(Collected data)
***

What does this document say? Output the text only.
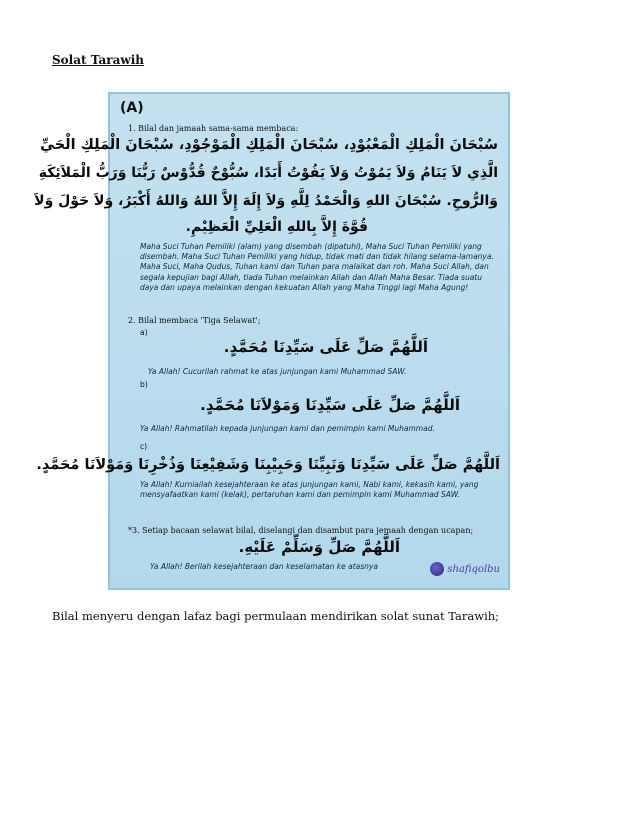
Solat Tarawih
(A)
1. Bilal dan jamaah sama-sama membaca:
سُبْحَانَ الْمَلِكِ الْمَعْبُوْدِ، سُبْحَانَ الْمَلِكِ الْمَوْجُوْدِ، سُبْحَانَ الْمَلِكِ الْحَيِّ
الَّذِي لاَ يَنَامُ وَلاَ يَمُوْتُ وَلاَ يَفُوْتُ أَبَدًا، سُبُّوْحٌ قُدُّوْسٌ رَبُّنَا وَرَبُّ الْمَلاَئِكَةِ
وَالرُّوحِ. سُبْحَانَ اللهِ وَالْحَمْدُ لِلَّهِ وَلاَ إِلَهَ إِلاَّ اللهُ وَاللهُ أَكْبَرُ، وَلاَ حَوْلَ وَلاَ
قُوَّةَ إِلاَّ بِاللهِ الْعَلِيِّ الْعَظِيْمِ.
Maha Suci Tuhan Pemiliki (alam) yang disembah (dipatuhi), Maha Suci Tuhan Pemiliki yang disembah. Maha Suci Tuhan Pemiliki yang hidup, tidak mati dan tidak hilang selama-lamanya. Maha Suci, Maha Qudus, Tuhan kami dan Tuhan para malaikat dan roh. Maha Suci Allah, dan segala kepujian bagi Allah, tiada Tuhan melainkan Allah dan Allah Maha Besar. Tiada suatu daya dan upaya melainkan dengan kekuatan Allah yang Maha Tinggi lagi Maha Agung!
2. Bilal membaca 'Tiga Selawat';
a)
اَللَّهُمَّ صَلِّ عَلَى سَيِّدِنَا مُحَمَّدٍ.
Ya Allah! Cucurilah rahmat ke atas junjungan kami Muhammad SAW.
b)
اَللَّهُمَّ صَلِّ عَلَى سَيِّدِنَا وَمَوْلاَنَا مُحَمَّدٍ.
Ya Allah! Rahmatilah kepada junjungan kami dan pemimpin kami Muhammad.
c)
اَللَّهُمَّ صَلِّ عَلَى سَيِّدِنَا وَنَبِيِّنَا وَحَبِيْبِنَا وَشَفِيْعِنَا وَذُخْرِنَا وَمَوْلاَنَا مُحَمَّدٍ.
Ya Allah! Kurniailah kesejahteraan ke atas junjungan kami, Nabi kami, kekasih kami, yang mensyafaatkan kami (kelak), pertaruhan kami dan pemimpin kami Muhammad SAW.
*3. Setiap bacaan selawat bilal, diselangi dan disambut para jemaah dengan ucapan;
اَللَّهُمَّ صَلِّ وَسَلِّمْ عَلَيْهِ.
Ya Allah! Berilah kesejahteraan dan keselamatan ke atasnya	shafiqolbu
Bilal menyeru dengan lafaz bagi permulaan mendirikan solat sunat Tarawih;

***

SHORT EXERCISE :: Write out each entry exactly as given, but skip the pictures.

WRITTEN RESPONSE ::
What does this document say? Output the text only.
Solat Tarawih
(A)
1. Bilal dan jamaah sama-sama membaca:
سُبْحَانَ الْمَلِكِ الْمَعْبُوْدِ، سُبْحَانَ الْمَلِكِ الْمَوْجُوْدِ، سُبْحَانَ الْمَلِكِ الْحَيِّ
الَّذِي لاَ يَنَامُ وَلاَ يَمُوْتُ وَلاَ يَفُوْتُ أَبَدًا، سُبُّوْحٌ قُدُّوْسٌ رَبُّنَا وَرَبُّ الْمَلاَئِكَةِ
وَالرُّوحِ. سُبْحَانَ اللهِ وَالْحَمْدُ لِلَّهِ وَلاَ إِلَهَ إِلاَّ اللهُ وَاللهُ أَكْبَرُ، وَلاَ حَوْلَ وَلاَ
قُوَّةَ إِلاَّ بِاللهِ الْعَلِيِّ الْعَظِيْمِ.
Maha Suci Tuhan Pemiliki (alam) yang disembah (dipatuhi), Maha Suci Tuhan Pemiliki yang disembah. Maha Suci Tuhan Pemiliki yang hidup, tidak mati dan tidak hilang selama-lamanya. Maha Suci, Maha Qudus, Tuhan kami dan Tuhan para malaikat dan roh. Maha Suci Allah, dan segala kepujian bagi Allah, tiada Tuhan melainkan Allah dan Allah Maha Besar. Tiada suatu daya dan upaya melainkan dengan kekuatan Allah yang Maha Tinggi lagi Maha Agung!
2. Bilal membaca 'Tiga Selawat';
a)
اَللَّهُمَّ صَلِّ عَلَى سَيِّدِنَا مُحَمَّدٍ.
Ya Allah! Cucurilah rahmat ke atas junjungan kami Muhammad SAW.
b)
اَللَّهُمَّ صَلِّ عَلَى سَيِّدِنَا وَمَوْلاَنَا مُحَمَّدٍ.
Ya Allah! Rahmatilah kepada junjungan kami dan pemimpin kami Muhammad.
c)
اَللَّهُمَّ صَلِّ عَلَى سَيِّدِنَا وَنَبِيِّنَا وَحَبِيْبِنَا وَشَفِيْعِنَا وَذُخْرِنَا وَمَوْلاَنَا مُحَمَّدٍ.
Ya Allah! Kurniailah kesejahteraan ke atas junjungan kami, Nabi kami, kekasih kami, yang mensyafaatkan kami (kelak), pertaruhan kami dan pemimpin kami Muhammad SAW.
*3. Setiap bacaan selawat bilal, diselangi dan disambut para jemaah dengan ucapan;
اَللَّهُمَّ صَلِّ وَسَلِّمْ عَلَيْهِ.
Ya Allah! Berilah kesejahteraan dan keselamatan ke atasnya	shafiqolbu
Bilal menyeru dengan lafaz bagi permulaan mendirikan solat sunat Tarawih;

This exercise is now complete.